WHAT YOU HAVE TO DO
In the material below, find each line holding the string "инвалида" and copy it.

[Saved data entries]
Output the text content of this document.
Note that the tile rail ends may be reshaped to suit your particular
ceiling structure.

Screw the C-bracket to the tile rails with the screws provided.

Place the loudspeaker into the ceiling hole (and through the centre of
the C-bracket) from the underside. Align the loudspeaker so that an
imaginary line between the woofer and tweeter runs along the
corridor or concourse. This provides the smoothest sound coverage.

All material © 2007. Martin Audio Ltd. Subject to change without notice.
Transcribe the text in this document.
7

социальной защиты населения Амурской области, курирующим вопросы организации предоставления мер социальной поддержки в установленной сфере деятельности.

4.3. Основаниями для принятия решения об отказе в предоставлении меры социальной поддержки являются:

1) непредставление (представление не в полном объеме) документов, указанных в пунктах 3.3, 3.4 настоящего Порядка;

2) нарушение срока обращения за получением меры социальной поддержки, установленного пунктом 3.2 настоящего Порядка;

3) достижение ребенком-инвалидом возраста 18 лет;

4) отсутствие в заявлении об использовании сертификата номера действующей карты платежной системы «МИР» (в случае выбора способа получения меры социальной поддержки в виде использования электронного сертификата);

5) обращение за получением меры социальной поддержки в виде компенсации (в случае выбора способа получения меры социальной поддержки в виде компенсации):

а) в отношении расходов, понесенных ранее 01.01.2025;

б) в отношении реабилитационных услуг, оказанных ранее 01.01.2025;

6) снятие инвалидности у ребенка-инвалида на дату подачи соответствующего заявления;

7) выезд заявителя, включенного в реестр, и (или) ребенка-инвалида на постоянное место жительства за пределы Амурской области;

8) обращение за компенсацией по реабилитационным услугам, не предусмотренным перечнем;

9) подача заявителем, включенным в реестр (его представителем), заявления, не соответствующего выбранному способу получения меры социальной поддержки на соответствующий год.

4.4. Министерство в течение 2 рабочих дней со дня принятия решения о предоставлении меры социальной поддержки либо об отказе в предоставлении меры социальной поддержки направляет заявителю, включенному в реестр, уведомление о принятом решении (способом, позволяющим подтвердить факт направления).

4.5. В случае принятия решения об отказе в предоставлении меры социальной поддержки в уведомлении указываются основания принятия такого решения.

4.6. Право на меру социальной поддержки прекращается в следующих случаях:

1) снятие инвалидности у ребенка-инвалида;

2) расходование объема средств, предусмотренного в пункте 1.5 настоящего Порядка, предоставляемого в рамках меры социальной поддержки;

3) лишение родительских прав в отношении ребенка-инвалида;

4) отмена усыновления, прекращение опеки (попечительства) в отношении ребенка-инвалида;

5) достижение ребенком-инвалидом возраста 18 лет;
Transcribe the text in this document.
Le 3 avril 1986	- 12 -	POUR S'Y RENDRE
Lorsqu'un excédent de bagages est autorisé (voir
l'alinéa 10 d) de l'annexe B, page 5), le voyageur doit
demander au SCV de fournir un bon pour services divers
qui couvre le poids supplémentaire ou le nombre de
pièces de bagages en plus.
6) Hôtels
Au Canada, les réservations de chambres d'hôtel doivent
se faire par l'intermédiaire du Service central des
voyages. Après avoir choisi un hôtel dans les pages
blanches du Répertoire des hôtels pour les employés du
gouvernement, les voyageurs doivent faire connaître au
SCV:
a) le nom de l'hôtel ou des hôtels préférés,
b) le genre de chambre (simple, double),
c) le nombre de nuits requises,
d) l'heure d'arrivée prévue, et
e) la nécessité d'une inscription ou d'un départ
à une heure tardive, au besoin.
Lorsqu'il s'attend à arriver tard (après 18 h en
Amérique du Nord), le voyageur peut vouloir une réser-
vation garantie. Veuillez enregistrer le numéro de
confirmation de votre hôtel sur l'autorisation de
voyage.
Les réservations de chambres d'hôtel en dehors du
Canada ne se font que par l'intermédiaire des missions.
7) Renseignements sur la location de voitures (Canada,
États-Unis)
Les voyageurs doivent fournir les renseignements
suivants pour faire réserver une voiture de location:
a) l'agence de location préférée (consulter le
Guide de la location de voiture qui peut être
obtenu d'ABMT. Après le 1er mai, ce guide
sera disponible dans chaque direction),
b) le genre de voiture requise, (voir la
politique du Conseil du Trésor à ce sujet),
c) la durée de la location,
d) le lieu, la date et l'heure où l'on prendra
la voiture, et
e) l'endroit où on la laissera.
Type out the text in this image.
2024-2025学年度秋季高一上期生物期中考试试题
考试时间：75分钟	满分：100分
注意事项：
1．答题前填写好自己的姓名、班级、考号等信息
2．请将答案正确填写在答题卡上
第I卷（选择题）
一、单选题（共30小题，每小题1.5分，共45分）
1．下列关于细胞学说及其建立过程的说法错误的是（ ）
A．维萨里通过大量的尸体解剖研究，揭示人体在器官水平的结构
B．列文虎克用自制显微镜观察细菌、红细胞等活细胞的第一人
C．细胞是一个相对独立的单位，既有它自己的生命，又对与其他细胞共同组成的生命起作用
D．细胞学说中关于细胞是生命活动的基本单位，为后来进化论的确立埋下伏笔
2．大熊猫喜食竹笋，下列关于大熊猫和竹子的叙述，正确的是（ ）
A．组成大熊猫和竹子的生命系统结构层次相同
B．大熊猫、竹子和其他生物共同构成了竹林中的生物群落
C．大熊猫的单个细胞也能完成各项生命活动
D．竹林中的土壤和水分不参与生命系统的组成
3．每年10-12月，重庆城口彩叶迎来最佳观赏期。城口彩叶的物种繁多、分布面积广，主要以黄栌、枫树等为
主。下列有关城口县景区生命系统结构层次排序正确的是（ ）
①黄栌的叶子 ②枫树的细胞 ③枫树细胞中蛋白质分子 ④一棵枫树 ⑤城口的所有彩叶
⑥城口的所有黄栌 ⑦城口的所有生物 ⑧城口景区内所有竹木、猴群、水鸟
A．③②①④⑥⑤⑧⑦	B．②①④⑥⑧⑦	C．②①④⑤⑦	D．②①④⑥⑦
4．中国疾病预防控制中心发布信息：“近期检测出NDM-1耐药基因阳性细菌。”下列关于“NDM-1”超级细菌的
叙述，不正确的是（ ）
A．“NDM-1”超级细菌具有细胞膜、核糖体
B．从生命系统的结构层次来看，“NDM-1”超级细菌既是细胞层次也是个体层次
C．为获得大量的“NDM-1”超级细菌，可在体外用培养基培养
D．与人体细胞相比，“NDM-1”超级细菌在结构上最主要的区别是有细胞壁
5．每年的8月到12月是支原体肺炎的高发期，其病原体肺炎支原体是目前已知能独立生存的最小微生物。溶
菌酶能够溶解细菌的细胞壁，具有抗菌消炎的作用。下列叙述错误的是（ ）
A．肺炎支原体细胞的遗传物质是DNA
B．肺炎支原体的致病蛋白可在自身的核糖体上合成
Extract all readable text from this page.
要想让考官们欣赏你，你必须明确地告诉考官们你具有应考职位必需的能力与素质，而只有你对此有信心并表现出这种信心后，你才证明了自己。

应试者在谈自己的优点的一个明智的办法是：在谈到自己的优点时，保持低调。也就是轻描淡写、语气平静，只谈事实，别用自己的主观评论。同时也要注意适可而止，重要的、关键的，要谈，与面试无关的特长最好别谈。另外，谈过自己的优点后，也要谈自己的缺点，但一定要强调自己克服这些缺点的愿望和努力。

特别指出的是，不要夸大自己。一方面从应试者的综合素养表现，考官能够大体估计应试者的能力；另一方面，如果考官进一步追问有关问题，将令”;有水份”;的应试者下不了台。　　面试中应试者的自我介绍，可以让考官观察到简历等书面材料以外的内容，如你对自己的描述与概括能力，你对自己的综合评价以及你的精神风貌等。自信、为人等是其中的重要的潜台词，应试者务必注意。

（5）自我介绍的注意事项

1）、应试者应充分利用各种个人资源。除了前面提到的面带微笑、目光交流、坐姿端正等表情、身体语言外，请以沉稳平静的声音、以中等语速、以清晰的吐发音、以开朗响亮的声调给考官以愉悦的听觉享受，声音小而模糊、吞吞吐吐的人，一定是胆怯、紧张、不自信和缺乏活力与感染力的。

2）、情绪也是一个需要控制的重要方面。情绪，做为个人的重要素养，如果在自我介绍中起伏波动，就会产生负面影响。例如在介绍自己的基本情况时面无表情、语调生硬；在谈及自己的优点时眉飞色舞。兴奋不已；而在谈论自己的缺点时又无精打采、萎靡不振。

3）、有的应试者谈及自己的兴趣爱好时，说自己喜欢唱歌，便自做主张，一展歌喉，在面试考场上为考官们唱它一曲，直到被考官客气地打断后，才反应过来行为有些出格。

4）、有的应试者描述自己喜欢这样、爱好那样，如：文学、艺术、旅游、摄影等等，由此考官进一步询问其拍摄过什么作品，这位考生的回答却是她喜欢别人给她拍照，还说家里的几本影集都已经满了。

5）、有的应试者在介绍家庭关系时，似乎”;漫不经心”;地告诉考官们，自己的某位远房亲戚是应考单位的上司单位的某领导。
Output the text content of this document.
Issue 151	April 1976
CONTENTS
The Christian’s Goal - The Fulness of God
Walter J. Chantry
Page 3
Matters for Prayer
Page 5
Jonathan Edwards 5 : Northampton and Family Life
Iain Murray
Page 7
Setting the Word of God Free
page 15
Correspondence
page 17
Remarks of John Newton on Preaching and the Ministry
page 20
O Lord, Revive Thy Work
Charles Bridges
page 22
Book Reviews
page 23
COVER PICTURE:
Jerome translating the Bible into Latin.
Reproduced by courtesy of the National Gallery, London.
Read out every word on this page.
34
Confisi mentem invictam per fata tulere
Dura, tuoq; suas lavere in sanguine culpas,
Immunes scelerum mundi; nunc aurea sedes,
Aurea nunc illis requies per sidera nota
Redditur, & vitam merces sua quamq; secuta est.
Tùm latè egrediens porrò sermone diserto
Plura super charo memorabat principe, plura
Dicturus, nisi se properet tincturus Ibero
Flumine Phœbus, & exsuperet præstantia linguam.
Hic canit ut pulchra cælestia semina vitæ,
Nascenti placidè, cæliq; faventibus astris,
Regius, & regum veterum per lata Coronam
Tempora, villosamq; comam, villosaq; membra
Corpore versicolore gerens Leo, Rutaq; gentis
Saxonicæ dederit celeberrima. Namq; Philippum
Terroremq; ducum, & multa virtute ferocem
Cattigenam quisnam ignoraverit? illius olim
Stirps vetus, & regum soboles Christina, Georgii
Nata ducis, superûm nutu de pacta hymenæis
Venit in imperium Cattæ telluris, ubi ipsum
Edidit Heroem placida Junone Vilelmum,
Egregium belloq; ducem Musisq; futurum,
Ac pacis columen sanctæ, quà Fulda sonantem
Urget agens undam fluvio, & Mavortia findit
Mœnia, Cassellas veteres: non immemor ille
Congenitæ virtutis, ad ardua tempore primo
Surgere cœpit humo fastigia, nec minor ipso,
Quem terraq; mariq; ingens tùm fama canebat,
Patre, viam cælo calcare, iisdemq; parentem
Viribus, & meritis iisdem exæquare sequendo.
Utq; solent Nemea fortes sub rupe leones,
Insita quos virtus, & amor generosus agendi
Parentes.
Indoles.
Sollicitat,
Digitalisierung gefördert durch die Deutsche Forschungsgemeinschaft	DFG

THE SOLUTION
6) снятие инвалидности у ребенка-инвалида на дату подачи соответствующего заявления;
7) выезд заявителя, включенного в реестр, и (или) ребенка-инвалида на постоянное место жительства за пределы Амурской области;
1) снятие инвалидности у ребенка-инвалида;
3) лишение родительских прав в отношении ребенка-инвалида;
4) отмена усыновления, прекращение опеки (попечительства) в отношении ребенка-инвалида;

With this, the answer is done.